▶ _Dataset rows_
## BEGIN

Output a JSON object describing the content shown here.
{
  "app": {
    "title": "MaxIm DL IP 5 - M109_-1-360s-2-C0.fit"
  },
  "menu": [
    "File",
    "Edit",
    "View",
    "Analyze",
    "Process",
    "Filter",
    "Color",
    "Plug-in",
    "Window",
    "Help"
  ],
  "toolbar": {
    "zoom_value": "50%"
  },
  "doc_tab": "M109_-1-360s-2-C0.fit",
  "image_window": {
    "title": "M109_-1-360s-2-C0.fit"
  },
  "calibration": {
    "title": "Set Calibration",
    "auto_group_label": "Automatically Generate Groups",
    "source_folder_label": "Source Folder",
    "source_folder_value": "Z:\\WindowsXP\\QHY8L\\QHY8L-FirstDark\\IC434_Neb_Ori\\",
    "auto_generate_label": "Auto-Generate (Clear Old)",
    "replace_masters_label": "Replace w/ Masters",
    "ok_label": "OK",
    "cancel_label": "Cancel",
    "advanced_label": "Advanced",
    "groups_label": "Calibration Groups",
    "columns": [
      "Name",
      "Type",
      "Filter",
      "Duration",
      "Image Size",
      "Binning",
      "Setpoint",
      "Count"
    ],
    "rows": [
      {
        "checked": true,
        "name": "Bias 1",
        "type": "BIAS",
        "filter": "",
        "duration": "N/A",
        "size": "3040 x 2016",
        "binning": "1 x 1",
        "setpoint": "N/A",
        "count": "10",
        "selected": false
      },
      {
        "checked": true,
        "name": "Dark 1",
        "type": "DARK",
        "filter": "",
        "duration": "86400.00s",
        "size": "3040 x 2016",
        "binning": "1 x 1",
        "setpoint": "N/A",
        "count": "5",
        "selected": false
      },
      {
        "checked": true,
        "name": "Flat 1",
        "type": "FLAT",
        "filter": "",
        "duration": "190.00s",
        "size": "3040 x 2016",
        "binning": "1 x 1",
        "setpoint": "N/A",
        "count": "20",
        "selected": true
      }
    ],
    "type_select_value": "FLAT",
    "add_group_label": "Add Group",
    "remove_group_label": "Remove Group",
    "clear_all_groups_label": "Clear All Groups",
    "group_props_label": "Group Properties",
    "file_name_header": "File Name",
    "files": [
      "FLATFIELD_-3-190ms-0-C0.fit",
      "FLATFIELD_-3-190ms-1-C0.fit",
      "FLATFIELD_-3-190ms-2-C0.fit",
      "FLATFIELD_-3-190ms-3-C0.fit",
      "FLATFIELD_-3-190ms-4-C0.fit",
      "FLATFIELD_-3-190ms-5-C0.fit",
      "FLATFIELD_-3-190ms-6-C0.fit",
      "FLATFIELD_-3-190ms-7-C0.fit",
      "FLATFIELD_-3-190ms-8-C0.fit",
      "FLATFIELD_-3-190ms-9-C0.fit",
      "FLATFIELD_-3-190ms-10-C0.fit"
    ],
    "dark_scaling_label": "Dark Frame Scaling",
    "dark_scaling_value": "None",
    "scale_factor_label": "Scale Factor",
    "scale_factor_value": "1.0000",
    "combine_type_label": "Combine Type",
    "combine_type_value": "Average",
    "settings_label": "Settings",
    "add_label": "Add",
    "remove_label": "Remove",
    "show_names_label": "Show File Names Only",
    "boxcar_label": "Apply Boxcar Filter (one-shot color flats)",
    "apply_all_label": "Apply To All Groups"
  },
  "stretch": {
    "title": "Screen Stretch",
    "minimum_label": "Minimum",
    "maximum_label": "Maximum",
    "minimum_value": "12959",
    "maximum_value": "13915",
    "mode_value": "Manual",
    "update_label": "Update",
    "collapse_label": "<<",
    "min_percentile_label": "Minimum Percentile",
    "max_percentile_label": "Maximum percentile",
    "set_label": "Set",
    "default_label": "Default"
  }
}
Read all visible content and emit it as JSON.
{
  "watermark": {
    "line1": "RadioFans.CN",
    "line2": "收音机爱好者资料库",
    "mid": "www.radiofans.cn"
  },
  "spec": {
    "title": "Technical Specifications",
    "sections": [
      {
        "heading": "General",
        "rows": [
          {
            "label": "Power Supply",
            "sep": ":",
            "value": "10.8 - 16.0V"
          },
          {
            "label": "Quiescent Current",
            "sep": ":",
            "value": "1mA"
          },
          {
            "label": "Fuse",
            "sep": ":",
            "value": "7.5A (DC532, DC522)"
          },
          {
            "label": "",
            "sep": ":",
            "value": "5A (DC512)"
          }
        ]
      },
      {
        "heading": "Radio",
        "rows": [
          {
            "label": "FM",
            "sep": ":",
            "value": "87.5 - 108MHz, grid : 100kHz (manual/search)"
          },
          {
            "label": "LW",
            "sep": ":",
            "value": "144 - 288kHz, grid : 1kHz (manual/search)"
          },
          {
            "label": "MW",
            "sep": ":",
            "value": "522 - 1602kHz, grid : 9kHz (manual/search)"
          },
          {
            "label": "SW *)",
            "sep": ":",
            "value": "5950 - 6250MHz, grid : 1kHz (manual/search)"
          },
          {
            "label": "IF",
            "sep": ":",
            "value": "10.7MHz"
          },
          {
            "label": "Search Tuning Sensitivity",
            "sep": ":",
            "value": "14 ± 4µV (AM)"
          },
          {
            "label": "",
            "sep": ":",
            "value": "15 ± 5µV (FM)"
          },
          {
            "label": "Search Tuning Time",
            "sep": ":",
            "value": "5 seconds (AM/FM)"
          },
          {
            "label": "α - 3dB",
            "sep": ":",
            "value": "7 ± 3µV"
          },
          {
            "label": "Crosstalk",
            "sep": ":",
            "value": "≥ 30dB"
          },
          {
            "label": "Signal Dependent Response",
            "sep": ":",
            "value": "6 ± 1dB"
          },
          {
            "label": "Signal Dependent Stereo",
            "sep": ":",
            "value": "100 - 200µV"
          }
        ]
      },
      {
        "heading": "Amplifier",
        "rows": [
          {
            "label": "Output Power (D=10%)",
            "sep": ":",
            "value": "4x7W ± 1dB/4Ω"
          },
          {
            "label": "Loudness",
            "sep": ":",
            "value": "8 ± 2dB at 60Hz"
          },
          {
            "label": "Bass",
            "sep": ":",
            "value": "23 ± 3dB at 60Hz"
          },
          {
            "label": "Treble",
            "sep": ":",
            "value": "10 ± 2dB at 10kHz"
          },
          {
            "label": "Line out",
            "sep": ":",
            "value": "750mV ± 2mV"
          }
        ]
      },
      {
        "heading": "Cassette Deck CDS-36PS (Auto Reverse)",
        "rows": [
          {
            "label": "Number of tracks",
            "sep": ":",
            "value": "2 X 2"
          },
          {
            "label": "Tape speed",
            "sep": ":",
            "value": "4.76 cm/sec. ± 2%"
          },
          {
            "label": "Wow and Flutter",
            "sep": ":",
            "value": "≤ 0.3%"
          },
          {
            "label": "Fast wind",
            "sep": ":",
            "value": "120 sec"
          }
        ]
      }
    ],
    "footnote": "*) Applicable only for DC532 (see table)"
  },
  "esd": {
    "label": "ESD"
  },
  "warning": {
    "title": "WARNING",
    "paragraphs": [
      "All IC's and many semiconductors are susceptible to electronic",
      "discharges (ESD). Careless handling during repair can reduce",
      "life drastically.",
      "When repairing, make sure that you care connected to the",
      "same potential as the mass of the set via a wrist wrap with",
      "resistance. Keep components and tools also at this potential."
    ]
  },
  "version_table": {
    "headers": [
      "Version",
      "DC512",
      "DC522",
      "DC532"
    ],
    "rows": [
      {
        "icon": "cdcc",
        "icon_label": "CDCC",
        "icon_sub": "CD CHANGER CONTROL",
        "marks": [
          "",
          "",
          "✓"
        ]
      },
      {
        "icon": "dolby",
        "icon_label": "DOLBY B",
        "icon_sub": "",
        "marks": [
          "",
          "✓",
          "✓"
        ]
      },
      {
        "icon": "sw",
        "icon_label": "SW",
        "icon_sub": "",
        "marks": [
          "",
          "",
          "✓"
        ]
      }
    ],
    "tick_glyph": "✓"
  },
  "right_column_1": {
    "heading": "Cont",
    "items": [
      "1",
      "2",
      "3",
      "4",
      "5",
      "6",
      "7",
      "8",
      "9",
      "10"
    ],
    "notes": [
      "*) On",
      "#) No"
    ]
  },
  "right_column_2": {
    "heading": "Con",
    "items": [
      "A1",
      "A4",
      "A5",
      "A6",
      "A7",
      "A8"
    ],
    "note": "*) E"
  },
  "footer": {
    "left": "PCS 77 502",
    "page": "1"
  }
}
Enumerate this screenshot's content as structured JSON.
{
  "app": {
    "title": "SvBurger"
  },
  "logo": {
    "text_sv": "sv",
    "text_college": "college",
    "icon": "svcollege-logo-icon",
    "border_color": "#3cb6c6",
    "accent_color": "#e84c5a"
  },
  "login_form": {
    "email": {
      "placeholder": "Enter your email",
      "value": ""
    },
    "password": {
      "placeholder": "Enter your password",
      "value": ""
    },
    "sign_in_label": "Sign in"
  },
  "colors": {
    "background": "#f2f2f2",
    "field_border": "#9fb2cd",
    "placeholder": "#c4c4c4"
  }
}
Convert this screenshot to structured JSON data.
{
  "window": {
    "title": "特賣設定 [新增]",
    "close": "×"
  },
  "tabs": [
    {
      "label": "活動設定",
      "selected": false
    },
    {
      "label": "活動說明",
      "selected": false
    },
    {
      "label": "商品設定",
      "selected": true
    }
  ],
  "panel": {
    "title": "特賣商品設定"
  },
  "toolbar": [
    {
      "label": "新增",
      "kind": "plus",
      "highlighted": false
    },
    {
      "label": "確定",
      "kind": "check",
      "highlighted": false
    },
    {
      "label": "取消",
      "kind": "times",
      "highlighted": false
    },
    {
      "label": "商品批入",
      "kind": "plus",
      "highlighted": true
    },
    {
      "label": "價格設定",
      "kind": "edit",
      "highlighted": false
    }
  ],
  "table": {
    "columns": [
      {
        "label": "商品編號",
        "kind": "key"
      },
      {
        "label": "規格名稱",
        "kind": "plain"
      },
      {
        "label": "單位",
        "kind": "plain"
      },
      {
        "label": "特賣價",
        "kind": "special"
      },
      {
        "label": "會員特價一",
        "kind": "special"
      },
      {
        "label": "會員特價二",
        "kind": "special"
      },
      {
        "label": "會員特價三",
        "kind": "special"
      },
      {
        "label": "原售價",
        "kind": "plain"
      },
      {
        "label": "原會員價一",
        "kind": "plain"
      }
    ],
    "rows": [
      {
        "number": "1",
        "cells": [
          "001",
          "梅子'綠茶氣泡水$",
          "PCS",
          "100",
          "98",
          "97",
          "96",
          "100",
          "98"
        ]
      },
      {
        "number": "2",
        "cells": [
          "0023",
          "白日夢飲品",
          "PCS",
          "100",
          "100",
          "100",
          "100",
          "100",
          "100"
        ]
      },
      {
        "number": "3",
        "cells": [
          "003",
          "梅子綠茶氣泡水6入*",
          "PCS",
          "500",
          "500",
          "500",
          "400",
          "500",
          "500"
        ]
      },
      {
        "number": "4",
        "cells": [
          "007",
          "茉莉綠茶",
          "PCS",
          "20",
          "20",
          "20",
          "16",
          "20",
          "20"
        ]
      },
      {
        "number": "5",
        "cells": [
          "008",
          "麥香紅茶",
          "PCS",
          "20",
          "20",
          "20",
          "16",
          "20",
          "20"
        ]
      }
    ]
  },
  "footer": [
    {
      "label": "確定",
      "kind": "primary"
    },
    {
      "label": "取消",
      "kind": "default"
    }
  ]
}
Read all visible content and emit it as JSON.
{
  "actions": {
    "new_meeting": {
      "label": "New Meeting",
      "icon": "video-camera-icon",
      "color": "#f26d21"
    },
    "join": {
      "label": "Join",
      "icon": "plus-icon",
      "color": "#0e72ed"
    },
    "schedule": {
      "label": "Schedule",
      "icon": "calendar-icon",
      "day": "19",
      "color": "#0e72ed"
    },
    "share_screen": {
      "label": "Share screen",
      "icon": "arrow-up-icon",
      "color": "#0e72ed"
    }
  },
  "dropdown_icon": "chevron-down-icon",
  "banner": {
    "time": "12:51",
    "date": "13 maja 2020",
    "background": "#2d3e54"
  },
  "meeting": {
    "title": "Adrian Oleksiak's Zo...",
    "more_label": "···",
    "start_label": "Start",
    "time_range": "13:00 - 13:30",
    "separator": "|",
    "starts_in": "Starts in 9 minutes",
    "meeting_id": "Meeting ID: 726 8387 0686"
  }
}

## END

▶ _Exercise_
Pick out every line of the listing containing the word "Dependent", and show those lines.

▶ _Answer to this exercise_
            "label": "Signal Dependent Response",
            "label": "Signal Dependent Stereo",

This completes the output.